• _Aim of the exercise_: Any pictures in the records below should be skipped; write out everything else exactly.

• _Supplied material_:

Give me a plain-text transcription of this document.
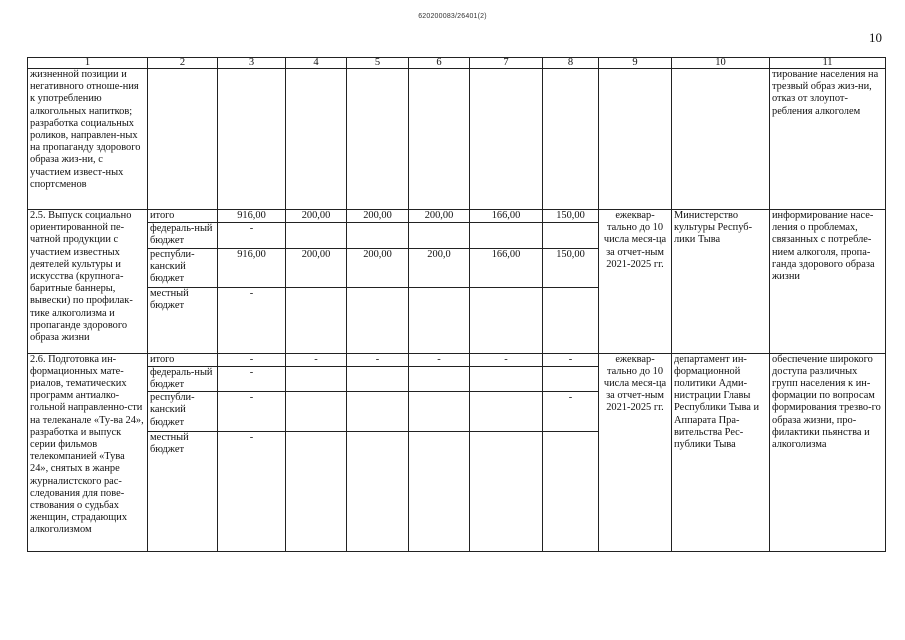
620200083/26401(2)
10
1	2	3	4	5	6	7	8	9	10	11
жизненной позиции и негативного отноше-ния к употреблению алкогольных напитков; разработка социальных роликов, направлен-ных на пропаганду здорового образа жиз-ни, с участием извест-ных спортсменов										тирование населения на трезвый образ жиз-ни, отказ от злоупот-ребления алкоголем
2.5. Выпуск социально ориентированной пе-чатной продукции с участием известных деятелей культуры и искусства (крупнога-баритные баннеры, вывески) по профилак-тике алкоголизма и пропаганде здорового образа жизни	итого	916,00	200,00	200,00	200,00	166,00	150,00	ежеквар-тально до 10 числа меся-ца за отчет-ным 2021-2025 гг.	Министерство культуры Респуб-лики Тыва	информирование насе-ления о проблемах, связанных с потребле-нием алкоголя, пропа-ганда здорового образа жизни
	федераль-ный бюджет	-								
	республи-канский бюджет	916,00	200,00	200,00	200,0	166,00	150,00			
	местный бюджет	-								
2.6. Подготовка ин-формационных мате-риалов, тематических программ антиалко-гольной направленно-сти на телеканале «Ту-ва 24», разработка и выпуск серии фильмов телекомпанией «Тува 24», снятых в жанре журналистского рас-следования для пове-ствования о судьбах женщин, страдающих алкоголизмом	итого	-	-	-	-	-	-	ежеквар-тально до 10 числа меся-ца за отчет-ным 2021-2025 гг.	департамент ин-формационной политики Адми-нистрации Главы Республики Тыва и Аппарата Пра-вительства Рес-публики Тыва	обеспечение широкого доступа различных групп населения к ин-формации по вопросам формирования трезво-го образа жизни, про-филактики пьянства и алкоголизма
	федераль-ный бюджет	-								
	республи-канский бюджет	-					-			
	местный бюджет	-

• _Worked answer_:
Give me a plain-text transcription of this document.
620200083/26401(2)
10
1	2	3	4	5	6	7	8	9	10	11
жизненной позиции и негативного отноше-ния к употреблению алкогольных напитков; разработка социальных роликов, направлен-ных на пропаганду здорового образа жиз-ни, с участием извест-ных спортсменов										тирование населения на трезвый образ жиз-ни, отказ от злоупот-ребления алкоголем
2.5. Выпуск социально ориентированной пе-чатной продукции с участием известных деятелей культуры и искусства (крупнога-баритные баннеры, вывески) по профилак-тике алкоголизма и пропаганде здорового образа жизни	итого	916,00	200,00	200,00	200,00	166,00	150,00	ежеквар-тально до 10 числа меся-ца за отчет-ным 2021-2025 гг.	Министерство культуры Респуб-лики Тыва	информирование насе-ления о проблемах, связанных с потребле-нием алкоголя, пропа-ганда здорового образа жизни
	федераль-ный бюджет	-								
	республи-канский бюджет	916,00	200,00	200,00	200,0	166,00	150,00			
	местный бюджет	-								
2.6. Подготовка ин-формационных мате-риалов, тематических программ антиалко-гольной направленно-сти на телеканале «Ту-ва 24», разработка и выпуск серии фильмов телекомпанией «Тува 24», снятых в жанре журналистского рас-следования для пове-ствования о судьбах женщин, страдающих алкоголизмом	итого	-	-	-	-	-	-	ежеквар-тально до 10 числа меся-ца за отчет-ным 2021-2025 гг.	департамент ин-формационной политики Адми-нистрации Главы Республики Тыва и Аппарата Пра-вительства Рес-публики Тыва	обеспечение широкого доступа различных групп населения к ин-формации по вопросам формирования трезво-го образа жизни, про-филактики пьянства и алкоголизма
	федераль-ный бюджет	-								
	республи-канский бюджет	-					-			
	местный бюджет	-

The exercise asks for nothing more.